**What is expected**. All records must be quoted exactly. Omit the pictures.

**Records from a collection**.
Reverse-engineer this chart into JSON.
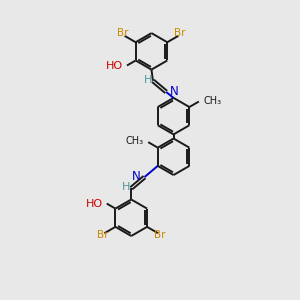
{
  "bg_color": "#e8e8e8",
  "bond_color": "#1a1a1a",
  "nitrogen_color": "#0000cc",
  "oxygen_color": "#cc0000",
  "bromine_color": "#cc8800",
  "hydrogen_color": "#4d9999",
  "carbon_color": "#1a1a1a",
  "line_width": 1.4,
  "figsize": [
    3.0,
    3.0
  ],
  "dpi": 100,
  "xlim": [
    0.5,
    5.5
  ],
  "ylim": [
    0.2,
    10.2
  ]
}
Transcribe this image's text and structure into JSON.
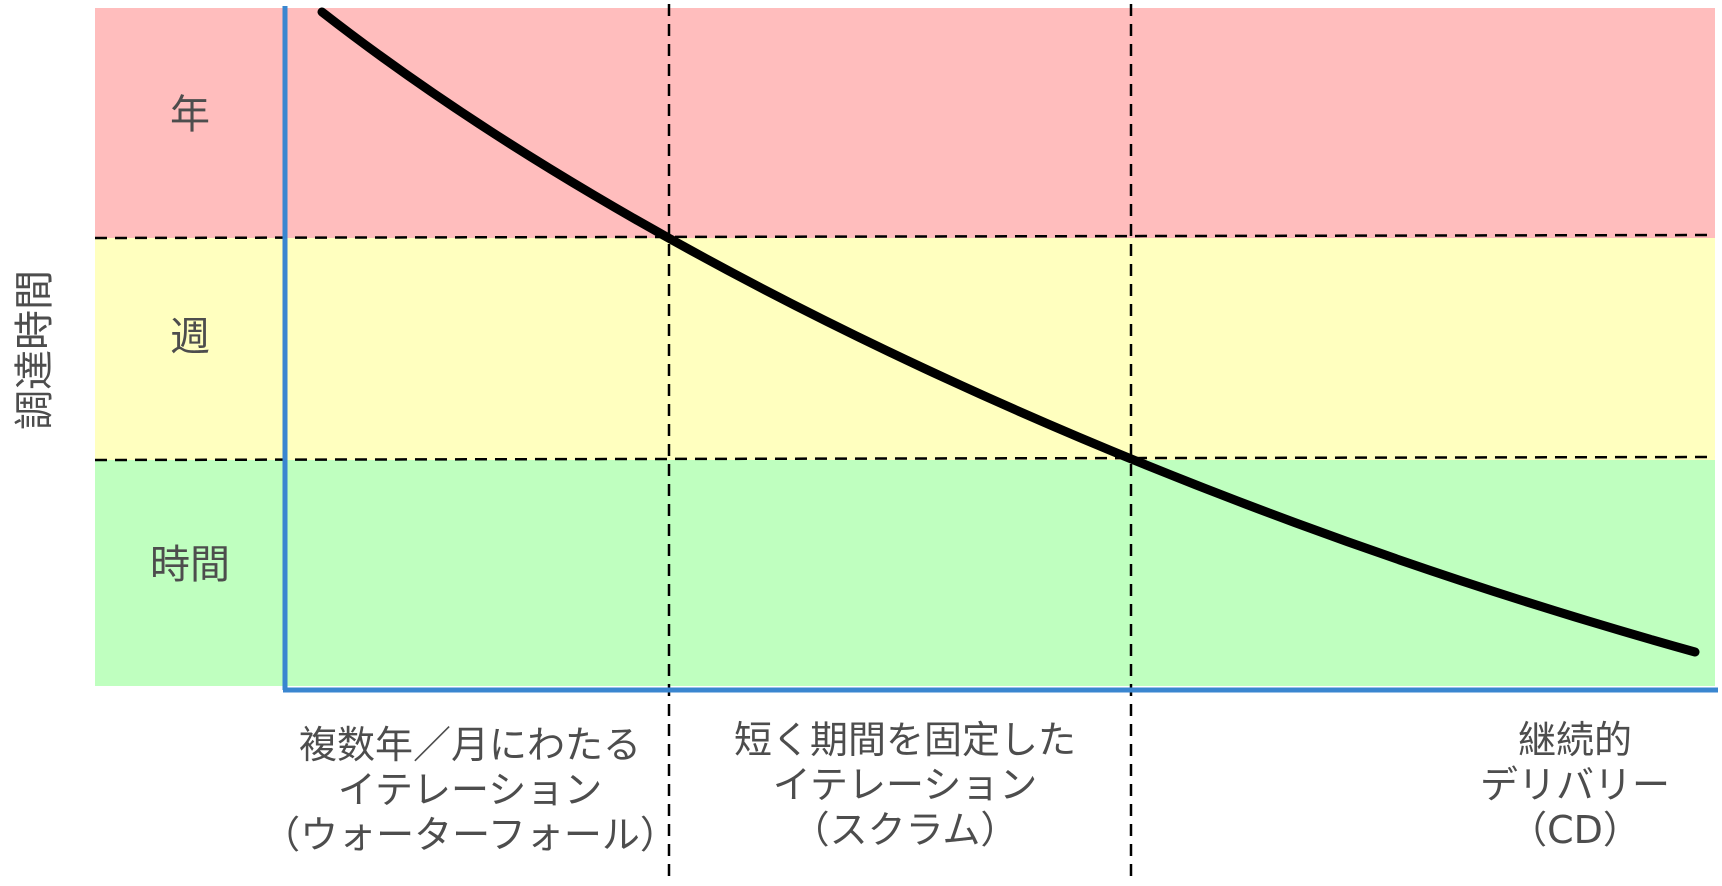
{
  "y_axis_title": "調達時間",
  "bands": [
    {
      "label": "年",
      "color": "#ffbdbd"
    },
    {
      "label": "週",
      "color": "#ffffbf"
    },
    {
      "label": "時間",
      "color": "#bfffbf"
    }
  ],
  "categories": [
    {
      "lines": [
        "複数年／月にわたる",
        "イテレーション",
        "（ウォーターフォール）"
      ]
    },
    {
      "lines": [
        "短く期間を固定した",
        "イテレーション",
        "（スクラム）"
      ]
    },
    {
      "lines": [
        "継続的",
        "デリバリー",
        "（CD）"
      ]
    }
  ],
  "colors": {
    "axis": "#3a86d0",
    "curve": "#000000",
    "divider": "#000000",
    "text": "#4d4d4d"
  }
}
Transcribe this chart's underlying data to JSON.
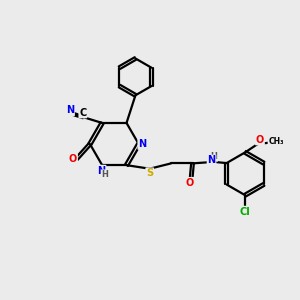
{
  "bg_color": "#ebebeb",
  "atom_colors": {
    "C": "#000000",
    "N": "#0000ee",
    "O": "#ee0000",
    "S": "#ccaa00",
    "Cl": "#00aa00",
    "H": "#555555"
  },
  "bond_color": "#000000",
  "bond_width": 1.6,
  "dbo": 0.055,
  "xlim": [
    0,
    10
  ],
  "ylim": [
    0,
    10
  ]
}
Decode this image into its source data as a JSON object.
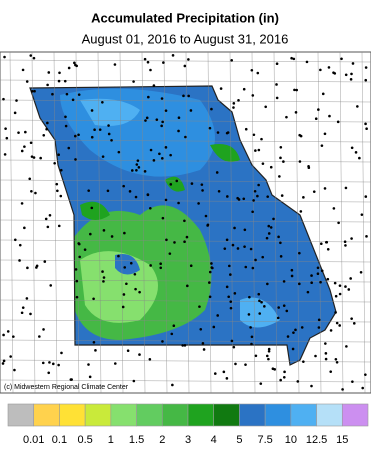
{
  "title": "Accumulated Precipitation (in)",
  "subtitle": "August 01, 2016 to August 31, 2016",
  "credit": "(c) Midwestern Regional Climate Center",
  "legend": {
    "colors": [
      "#bdbdbd",
      "#ffd24d",
      "#ffe135",
      "#c9ea3a",
      "#86e06e",
      "#62cc60",
      "#45b845",
      "#1fa31f",
      "#117a11",
      "#2b73c4",
      "#2e8fe0",
      "#4fb0f2",
      "#b5e0f8",
      "#cc8ff0"
    ],
    "labels": [
      "0.01",
      "0.1",
      "0.5",
      "1",
      "1.5",
      "2",
      "3",
      "4",
      "5",
      "7.5",
      "10",
      "12.5",
      "15"
    ]
  }
}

**Result**.
Reverse-engineer this chart into JSON.
{
  "bg_color": "#e8e8e8",
  "bond_color": "#1a1a1a",
  "nitrogen_color": "#0000cc",
  "oxygen_color": "#cc0000",
  "bromine_color": "#cc8800",
  "hydrogen_color": "#4d9999",
  "carbon_color": "#1a1a1a",
  "line_width": 1.4,
  "figsize": [
    3.0,
    3.0
  ],
  "dpi": 100,
  "xlim": [
    0.5,
    5.5
  ],
  "ylim": [
    0.2,
    10.2
  ]
}
Transcribe this image's text and structure into JSON.
{
  "y_axis_title": "調達時間",
  "bands": [
    {
      "label": "年",
      "color": "#ffbdbd"
    },
    {
      "label": "週",
      "color": "#ffffbf"
    },
    {
      "label": "時間",
      "color": "#bfffbf"
    }
  ],
  "categories": [
    {
      "lines": [
        "複数年／月にわたる",
        "イテレーション",
        "（ウォーターフォール）"
      ]
    },
    {
      "lines": [
        "短く期間を固定した",
        "イテレーション",
        "（スクラム）"
      ]
    },
    {
      "lines": [
        "継続的",
        "デリバリー",
        "（CD）"
      ]
    }
  ],
  "colors": {
    "axis": "#3a86d0",
    "curve": "#000000",
    "divider": "#000000",
    "text": "#4d4d4d"
  }
}
Transcribe this chart's underlying data to JSON.
{
  "bg_color": "#ebebeb",
  "atom_colors": {
    "C": "#000000",
    "N": "#0000ee",
    "O": "#ee0000",
    "S": "#ccaa00",
    "Cl": "#00aa00",
    "H": "#555555"
  },
  "bond_color": "#000000",
  "bond_width": 1.6,
  "dbo": 0.055,
  "xlim": [
    0,
    10
  ],
  "ylim": [
    0,
    10
  ]
}
Decode this image into its source data as a JSON object.
{
  "title": "Accumulated Precipitation (in)",
  "subtitle": "August 01, 2016 to August 31, 2016",
  "credit": "(c) Midwestern Regional Climate Center",
  "legend": {
    "colors": [
      "#bdbdbd",
      "#ffd24d",
      "#ffe135",
      "#c9ea3a",
      "#86e06e",
      "#62cc60",
      "#45b845",
      "#1fa31f",
      "#117a11",
      "#2b73c4",
      "#2e8fe0",
      "#4fb0f2",
      "#b5e0f8",
      "#cc8ff0"
    ],
    "labels": [
      "0.01",
      "0.1",
      "0.5",
      "1",
      "1.5",
      "2",
      "3",
      "4",
      "5",
      "7.5",
      "10",
      "12.5",
      "15"
    ]
  }
}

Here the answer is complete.